### YOUR OBJECTIVE
Check each line of the records below for the string "title", then state how many lines contain it, with no other output.

### GIVEN ENTRIES

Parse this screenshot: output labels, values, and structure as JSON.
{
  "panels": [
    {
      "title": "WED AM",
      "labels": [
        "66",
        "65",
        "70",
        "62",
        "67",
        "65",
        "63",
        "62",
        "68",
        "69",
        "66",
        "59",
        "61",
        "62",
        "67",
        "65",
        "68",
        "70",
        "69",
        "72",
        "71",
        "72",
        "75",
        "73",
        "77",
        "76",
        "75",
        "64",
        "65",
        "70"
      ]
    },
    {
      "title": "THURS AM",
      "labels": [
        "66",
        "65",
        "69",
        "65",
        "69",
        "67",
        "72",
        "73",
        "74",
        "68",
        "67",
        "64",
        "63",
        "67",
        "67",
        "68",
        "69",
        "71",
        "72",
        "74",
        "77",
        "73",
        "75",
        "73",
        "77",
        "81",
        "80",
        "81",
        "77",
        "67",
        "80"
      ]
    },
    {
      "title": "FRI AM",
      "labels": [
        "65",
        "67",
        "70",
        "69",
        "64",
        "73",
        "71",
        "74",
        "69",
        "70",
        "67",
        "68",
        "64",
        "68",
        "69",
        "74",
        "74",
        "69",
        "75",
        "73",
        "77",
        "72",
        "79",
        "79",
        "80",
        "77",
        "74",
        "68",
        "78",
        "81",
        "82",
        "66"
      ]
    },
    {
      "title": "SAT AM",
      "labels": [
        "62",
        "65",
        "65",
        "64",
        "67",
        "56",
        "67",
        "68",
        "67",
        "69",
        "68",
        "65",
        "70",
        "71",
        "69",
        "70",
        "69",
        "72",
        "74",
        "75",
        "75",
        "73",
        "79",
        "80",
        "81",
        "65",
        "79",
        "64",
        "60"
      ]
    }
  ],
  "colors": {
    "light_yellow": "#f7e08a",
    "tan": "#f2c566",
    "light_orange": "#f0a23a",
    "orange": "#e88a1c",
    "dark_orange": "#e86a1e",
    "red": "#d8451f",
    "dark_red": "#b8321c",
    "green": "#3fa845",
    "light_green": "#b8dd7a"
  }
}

### RESPONSE
4